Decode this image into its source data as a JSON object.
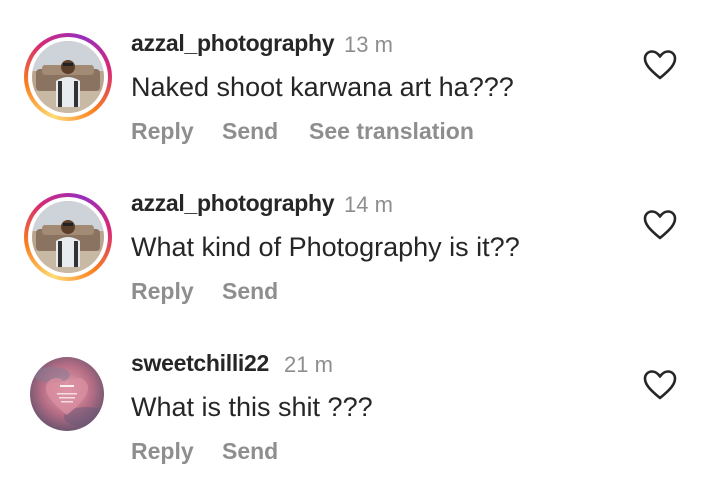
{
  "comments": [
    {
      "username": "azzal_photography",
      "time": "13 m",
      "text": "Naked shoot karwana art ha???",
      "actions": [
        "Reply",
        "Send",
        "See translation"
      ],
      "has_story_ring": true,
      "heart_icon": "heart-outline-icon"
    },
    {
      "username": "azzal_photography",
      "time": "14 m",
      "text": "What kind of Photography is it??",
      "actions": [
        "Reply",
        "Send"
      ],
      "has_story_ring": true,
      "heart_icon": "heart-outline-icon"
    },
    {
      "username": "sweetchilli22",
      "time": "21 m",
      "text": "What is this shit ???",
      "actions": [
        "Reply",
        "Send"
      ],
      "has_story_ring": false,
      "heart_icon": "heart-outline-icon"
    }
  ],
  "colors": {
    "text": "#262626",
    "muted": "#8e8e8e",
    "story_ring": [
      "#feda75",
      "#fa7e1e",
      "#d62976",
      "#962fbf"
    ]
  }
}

Your objective - Retype the listing exactly. Pictures do not belong in the copy.

Solution for this task -
Decode this image into its source data as a JSON object.
{
  "comments": [
    {
      "username": "azzal_photography",
      "time": "13 m",
      "text": "Naked shoot karwana art ha???",
      "actions": [
        "Reply",
        "Send",
        "See translation"
      ],
      "has_story_ring": true,
      "heart_icon": "heart-outline-icon"
    },
    {
      "username": "azzal_photography",
      "time": "14 m",
      "text": "What kind of Photography is it??",
      "actions": [
        "Reply",
        "Send"
      ],
      "has_story_ring": true,
      "heart_icon": "heart-outline-icon"
    },
    {
      "username": "sweetchilli22",
      "time": "21 m",
      "text": "What is this shit ???",
      "actions": [
        "Reply",
        "Send"
      ],
      "has_story_ring": false,
      "heart_icon": "heart-outline-icon"
    }
  ],
  "colors": {
    "text": "#262626",
    "muted": "#8e8e8e",
    "story_ring": [
      "#feda75",
      "#fa7e1e",
      "#d62976",
      "#962fbf"
    ]
  }
}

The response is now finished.